What the exercise asks: Copy every line of the listing exactly.

Information provided:
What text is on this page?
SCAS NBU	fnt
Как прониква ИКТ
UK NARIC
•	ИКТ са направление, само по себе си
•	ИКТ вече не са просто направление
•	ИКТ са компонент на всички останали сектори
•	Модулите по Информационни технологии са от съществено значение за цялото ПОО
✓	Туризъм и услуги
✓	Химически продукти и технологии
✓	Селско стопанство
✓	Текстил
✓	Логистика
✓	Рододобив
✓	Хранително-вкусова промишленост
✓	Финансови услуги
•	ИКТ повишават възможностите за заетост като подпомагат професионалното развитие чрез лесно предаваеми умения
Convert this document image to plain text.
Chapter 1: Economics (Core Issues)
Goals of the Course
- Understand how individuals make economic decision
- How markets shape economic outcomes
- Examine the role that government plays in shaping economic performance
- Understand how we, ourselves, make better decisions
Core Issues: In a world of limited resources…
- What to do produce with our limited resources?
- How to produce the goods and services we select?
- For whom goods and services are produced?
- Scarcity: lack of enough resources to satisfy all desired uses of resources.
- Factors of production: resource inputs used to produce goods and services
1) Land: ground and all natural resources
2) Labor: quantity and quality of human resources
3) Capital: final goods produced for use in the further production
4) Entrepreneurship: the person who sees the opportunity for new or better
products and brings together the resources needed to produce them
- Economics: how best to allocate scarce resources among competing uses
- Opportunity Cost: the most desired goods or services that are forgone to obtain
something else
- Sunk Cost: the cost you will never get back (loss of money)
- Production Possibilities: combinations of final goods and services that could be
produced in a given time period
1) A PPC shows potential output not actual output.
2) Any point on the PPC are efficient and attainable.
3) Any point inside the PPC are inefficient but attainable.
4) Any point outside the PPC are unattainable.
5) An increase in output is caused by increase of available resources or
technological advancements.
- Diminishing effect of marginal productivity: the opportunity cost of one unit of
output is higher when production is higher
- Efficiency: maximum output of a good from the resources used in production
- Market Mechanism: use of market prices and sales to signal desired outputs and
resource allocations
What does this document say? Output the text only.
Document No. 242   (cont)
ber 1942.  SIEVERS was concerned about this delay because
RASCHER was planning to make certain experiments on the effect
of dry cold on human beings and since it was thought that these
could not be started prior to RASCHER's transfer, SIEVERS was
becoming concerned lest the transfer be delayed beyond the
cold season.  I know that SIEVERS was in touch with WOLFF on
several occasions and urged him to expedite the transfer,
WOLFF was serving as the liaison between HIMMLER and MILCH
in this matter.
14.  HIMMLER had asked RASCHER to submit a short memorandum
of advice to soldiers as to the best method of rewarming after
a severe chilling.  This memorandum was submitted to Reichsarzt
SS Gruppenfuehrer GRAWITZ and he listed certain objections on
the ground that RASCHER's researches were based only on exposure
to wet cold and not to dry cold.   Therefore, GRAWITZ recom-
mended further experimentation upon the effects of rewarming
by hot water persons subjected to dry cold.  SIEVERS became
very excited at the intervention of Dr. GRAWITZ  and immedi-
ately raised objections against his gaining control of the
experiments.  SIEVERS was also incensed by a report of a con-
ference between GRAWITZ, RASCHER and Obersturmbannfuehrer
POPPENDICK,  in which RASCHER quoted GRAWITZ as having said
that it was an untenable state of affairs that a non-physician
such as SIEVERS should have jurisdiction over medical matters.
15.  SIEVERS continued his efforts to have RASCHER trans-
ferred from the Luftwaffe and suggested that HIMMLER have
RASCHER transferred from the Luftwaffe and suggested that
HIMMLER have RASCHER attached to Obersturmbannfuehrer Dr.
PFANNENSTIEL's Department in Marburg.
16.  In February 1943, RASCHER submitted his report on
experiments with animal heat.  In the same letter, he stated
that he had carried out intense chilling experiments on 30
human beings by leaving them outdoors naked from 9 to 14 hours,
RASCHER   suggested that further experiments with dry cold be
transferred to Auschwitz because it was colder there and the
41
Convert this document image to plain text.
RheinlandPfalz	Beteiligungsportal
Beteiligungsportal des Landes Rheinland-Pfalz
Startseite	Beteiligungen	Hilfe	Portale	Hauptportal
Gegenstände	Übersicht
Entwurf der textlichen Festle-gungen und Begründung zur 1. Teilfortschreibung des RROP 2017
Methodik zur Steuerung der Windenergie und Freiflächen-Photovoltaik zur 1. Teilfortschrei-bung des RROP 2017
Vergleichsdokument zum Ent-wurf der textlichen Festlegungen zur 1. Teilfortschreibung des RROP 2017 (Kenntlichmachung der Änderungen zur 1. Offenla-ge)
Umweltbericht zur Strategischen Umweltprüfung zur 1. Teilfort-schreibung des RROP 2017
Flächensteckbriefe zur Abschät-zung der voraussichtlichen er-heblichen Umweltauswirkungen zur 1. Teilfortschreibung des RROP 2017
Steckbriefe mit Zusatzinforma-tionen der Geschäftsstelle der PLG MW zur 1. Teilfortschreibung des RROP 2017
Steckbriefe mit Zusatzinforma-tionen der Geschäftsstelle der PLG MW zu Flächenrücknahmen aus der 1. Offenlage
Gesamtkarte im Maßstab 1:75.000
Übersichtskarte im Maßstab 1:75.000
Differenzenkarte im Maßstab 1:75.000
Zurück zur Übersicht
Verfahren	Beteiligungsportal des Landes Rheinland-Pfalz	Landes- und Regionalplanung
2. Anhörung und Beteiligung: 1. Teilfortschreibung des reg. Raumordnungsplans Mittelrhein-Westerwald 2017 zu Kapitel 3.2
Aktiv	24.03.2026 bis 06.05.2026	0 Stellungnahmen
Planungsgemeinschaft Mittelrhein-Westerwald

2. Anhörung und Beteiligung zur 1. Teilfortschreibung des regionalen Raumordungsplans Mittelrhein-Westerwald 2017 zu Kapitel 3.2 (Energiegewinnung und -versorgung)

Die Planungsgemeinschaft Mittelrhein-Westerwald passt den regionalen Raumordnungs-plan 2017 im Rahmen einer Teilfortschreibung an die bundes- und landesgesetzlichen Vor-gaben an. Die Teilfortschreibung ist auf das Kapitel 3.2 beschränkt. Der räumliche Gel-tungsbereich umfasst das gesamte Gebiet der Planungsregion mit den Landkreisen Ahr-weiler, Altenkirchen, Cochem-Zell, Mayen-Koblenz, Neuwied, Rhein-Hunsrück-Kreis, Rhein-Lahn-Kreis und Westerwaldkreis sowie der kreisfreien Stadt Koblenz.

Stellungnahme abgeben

Exercise solution:
What text is on this page?
SCAS NBU	fnt
Как прониква ИКТ
UK NARIC
•	ИКТ са направление, само по себе си
•	ИКТ вече не са просто направление
•	ИКТ са компонент на всички останали сектори
•	Модулите по Информационни технологии са от съществено значение за цялото ПОО
✓	Туризъм и услуги
✓	Химически продукти и технологии
✓	Селско стопанство
✓	Текстил
✓	Логистика
✓	Рододобив
✓	Хранително-вкусова промишленост
✓	Финансови услуги
•	ИКТ повишават възможностите за заетост като подпомагат професионалното развитие чрез лесно предаваеми умения
Convert this document image to plain text.
Chapter 1: Economics (Core Issues)
Goals of the Course
- Understand how individuals make economic decision
- How markets shape economic outcomes
- Examine the role that government plays in shaping economic performance
- Understand how we, ourselves, make better decisions
Core Issues: In a world of limited resources…
- What to do produce with our limited resources?
- How to produce the goods and services we select?
- For whom goods and services are produced?
- Scarcity: lack of enough resources to satisfy all desired uses of resources.
- Factors of production: resource inputs used to produce goods and services
1) Land: ground and all natural resources
2) Labor: quantity and quality of human resources
3) Capital: final goods produced for use in the further production
4) Entrepreneurship: the person who sees the opportunity for new or better
products and brings together the resources needed to produce them
- Economics: how best to allocate scarce resources among competing uses
- Opportunity Cost: the most desired goods or services that are forgone to obtain
something else
- Sunk Cost: the cost you will never get back (loss of money)
- Production Possibilities: combinations of final goods and services that could be
produced in a given time period
1) A PPC shows potential output not actual output.
2) Any point on the PPC are efficient and attainable.
3) Any point inside the PPC are inefficient but attainable.
4) Any point outside the PPC are unattainable.
5) An increase in output is caused by increase of available resources or
technological advancements.
- Diminishing effect of marginal productivity: the opportunity cost of one unit of
output is higher when production is higher
- Efficiency: maximum output of a good from the resources used in production
- Market Mechanism: use of market prices and sales to signal desired outputs and
resource allocations
What does this document say? Output the text only.
Document No. 242   (cont)
ber 1942.  SIEVERS was concerned about this delay because
RASCHER was planning to make certain experiments on the effect
of dry cold on human beings and since it was thought that these
could not be started prior to RASCHER's transfer, SIEVERS was
becoming concerned lest the transfer be delayed beyond the
cold season.  I know that SIEVERS was in touch with WOLFF on
several occasions and urged him to expedite the transfer,
WOLFF was serving as the liaison between HIMMLER and MILCH
in this matter.
14.  HIMMLER had asked RASCHER to submit a short memorandum
of advice to soldiers as to the best method of rewarming after
a severe chilling.  This memorandum was submitted to Reichsarzt
SS Gruppenfuehrer GRAWITZ and he listed certain objections on
the ground that RASCHER's researches were based only on exposure
to wet cold and not to dry cold.   Therefore, GRAWITZ recom-
mended further experimentation upon the effects of rewarming
by hot water persons subjected to dry cold.  SIEVERS became
very excited at the intervention of Dr. GRAWITZ  and immedi-
ately raised objections against his gaining control of the
experiments.  SIEVERS was also incensed by a report of a con-
ference between GRAWITZ, RASCHER and Obersturmbannfuehrer
POPPENDICK,  in which RASCHER quoted GRAWITZ as having said
that it was an untenable state of affairs that a non-physician
such as SIEVERS should have jurisdiction over medical matters.
15.  SIEVERS continued his efforts to have RASCHER trans-
ferred from the Luftwaffe and suggested that HIMMLER have
RASCHER transferred from the Luftwaffe and suggested that
HIMMLER have RASCHER attached to Obersturmbannfuehrer Dr.
PFANNENSTIEL's Department in Marburg.
16.  In February 1943, RASCHER submitted his report on
experiments with animal heat.  In the same letter, he stated
that he had carried out intense chilling experiments on 30
human beings by leaving them outdoors naked from 9 to 14 hours,
RASCHER   suggested that further experiments with dry cold be
transferred to Auschwitz because it was colder there and the
41
Convert this document image to plain text.
RheinlandPfalz	Beteiligungsportal
Beteiligungsportal des Landes Rheinland-Pfalz
Startseite	Beteiligungen	Hilfe	Portale	Hauptportal
Gegenstände	Übersicht
Entwurf der textlichen Festle-gungen und Begründung zur 1. Teilfortschreibung des RROP 2017
Methodik zur Steuerung der Windenergie und Freiflächen-Photovoltaik zur 1. Teilfortschrei-bung des RROP 2017
Vergleichsdokument zum Ent-wurf der textlichen Festlegungen zur 1. Teilfortschreibung des RROP 2017 (Kenntlichmachung der Änderungen zur 1. Offenla-ge)
Umweltbericht zur Strategischen Umweltprüfung zur 1. Teilfort-schreibung des RROP 2017
Flächensteckbriefe zur Abschät-zung der voraussichtlichen er-heblichen Umweltauswirkungen zur 1. Teilfortschreibung des RROP 2017
Steckbriefe mit Zusatzinforma-tionen der Geschäftsstelle der PLG MW zur 1. Teilfortschreibung des RROP 2017
Steckbriefe mit Zusatzinforma-tionen der Geschäftsstelle der PLG MW zu Flächenrücknahmen aus der 1. Offenlage
Gesamtkarte im Maßstab 1:75.000
Übersichtskarte im Maßstab 1:75.000
Differenzenkarte im Maßstab 1:75.000
Zurück zur Übersicht
Verfahren	Beteiligungsportal des Landes Rheinland-Pfalz	Landes- und Regionalplanung
2. Anhörung und Beteiligung: 1. Teilfortschreibung des reg. Raumordnungsplans Mittelrhein-Westerwald 2017 zu Kapitel 3.2
Aktiv	24.03.2026 bis 06.05.2026	0 Stellungnahmen
Planungsgemeinschaft Mittelrhein-Westerwald

2. Anhörung und Beteiligung zur 1. Teilfortschreibung des regionalen Raumordungsplans Mittelrhein-Westerwald 2017 zu Kapitel 3.2 (Energiegewinnung und -versorgung)

Die Planungsgemeinschaft Mittelrhein-Westerwald passt den regionalen Raumordnungs-plan 2017 im Rahmen einer Teilfortschreibung an die bundes- und landesgesetzlichen Vor-gaben an. Die Teilfortschreibung ist auf das Kapitel 3.2 beschränkt. Der räumliche Gel-tungsbereich umfasst das gesamte Gebiet der Planungsregion mit den Landkreisen Ahr-weiler, Altenkirchen, Cochem-Zell, Mayen-Koblenz, Neuwied, Rhein-Hunsrück-Kreis, Rhein-Lahn-Kreis und Westerwaldkreis sowie der kreisfreien Stadt Koblenz.

Stellungnahme abgeben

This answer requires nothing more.